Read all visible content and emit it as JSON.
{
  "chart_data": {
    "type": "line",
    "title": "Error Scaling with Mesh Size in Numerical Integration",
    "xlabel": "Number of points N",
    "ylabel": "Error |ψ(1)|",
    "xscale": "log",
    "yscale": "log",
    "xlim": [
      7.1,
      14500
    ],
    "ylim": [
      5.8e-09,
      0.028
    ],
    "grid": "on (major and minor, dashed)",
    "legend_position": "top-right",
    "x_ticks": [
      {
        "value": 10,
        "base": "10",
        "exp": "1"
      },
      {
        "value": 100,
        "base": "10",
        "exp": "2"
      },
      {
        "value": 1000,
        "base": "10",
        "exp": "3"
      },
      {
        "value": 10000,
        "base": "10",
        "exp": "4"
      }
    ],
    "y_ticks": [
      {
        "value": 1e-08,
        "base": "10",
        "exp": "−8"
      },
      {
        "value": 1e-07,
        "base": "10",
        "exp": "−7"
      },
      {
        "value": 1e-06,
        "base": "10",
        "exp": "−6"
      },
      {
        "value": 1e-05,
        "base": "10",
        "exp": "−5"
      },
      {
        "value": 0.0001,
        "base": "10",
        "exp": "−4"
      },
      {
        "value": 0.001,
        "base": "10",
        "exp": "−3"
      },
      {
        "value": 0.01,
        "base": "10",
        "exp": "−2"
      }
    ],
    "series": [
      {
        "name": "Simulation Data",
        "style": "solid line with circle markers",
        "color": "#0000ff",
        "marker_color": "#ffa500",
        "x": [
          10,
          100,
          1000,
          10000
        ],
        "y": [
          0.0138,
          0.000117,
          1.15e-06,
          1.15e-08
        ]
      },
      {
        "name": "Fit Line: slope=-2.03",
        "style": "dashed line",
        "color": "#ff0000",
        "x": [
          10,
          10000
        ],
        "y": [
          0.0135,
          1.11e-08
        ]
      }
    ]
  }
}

···

OBJECTIVE: Copy every line of the entries above in which "Error" occurs.

SOLUTION BELOW:
    "title": "Error Scaling with Mesh Size in Numerical Integration",
    "ylabel": "Error |ψ(1)|",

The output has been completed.